DATA ENTRIES |
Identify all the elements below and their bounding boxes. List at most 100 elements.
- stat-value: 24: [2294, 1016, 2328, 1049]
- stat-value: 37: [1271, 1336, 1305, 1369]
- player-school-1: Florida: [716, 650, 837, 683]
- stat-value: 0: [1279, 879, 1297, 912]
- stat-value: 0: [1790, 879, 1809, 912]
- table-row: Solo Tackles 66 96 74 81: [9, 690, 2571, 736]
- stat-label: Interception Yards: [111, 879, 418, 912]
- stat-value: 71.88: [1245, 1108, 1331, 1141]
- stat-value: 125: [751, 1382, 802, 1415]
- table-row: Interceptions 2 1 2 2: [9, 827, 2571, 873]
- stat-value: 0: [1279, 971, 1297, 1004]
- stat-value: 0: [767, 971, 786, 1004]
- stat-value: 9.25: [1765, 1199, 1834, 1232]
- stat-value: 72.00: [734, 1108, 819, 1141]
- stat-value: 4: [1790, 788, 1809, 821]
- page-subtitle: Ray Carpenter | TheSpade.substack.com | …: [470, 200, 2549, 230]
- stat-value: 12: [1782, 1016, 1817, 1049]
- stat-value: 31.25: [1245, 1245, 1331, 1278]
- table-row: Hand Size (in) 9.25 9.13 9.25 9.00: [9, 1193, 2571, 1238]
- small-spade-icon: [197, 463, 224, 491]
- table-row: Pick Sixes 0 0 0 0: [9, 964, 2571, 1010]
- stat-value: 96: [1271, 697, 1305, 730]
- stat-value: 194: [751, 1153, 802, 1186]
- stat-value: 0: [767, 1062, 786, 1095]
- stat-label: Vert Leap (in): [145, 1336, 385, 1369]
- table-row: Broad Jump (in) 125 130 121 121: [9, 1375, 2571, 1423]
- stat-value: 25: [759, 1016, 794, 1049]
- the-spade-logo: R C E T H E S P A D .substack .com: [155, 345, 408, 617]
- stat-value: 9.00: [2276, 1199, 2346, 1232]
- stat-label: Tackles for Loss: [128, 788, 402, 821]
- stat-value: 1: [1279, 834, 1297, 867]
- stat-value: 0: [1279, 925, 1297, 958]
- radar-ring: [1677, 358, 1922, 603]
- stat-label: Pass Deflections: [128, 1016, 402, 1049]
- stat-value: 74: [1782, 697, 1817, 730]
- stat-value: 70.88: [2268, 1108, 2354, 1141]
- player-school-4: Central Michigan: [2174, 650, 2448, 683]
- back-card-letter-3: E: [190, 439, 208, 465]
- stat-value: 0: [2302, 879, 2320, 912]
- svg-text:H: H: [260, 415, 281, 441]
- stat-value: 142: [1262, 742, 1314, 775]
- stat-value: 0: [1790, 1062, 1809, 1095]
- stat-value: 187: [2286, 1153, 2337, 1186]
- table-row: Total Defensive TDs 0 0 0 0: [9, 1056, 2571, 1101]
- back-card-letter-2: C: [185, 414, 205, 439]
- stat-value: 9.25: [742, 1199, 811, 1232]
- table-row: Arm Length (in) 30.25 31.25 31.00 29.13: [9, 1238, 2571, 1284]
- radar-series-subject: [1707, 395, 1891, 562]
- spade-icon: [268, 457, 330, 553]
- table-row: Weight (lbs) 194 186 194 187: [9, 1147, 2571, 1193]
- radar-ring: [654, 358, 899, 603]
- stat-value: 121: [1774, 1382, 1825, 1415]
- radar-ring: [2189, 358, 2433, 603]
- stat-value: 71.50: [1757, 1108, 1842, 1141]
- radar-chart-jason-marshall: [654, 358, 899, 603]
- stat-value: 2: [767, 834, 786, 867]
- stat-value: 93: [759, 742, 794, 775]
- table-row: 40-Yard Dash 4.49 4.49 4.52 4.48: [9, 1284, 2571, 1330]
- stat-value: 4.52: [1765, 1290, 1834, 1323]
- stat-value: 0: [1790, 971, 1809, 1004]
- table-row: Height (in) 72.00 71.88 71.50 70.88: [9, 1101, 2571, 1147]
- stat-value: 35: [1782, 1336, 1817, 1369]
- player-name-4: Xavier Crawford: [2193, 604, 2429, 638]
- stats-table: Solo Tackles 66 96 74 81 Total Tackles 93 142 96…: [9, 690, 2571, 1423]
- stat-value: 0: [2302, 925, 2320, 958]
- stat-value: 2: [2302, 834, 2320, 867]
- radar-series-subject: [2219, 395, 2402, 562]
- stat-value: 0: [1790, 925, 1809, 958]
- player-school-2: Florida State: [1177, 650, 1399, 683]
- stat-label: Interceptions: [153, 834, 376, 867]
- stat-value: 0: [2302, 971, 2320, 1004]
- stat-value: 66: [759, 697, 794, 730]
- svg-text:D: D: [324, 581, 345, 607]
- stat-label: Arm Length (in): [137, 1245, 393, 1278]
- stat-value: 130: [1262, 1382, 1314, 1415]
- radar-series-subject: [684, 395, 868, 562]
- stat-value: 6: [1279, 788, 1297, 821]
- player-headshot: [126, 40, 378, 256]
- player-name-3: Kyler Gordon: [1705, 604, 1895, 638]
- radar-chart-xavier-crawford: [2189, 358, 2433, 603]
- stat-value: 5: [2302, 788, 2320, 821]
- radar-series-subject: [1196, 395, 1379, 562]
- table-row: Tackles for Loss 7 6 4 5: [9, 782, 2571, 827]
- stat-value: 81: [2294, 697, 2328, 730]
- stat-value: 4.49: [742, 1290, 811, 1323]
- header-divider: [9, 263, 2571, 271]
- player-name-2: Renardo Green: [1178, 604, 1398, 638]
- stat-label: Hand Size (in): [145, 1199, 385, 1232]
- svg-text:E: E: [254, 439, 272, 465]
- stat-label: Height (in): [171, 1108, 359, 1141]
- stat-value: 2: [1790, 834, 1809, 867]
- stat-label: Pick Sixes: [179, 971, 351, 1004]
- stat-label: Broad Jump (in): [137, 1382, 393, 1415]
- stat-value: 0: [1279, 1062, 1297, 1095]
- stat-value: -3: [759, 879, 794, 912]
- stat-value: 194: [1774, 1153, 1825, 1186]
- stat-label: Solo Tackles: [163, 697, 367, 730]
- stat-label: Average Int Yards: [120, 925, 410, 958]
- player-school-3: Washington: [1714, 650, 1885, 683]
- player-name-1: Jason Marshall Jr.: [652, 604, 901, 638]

TASK PROMPT | Reproduce the rows verbatim, starting with the first row and going on through the row containing "- stat-value: 9.25: [1765, 1199, 1834, 1232]", both ends included.

RESULT OF THIS EXERCISE |
Identify all the elements below and their bounding boxes. List at most 100 elements.
- stat-value: 24: [2294, 1016, 2328, 1049]
- stat-value: 37: [1271, 1336, 1305, 1369]
- player-school-1: Florida: [716, 650, 837, 683]
- stat-value: 0: [1279, 879, 1297, 912]
- stat-value: 0: [1790, 879, 1809, 912]
- table-row: Solo Tackles 66 96 74 81: [9, 690, 2571, 736]
- stat-label: Interception Yards: [111, 879, 418, 912]
- stat-value: 71.88: [1245, 1108, 1331, 1141]
- stat-value: 125: [751, 1382, 802, 1415]
- table-row: Interceptions 2 1 2 2: [9, 827, 2571, 873]
- stat-value: 0: [1279, 971, 1297, 1004]
- stat-value: 0: [767, 971, 786, 1004]
- stat-value: 9.25: [1765, 1199, 1834, 1232]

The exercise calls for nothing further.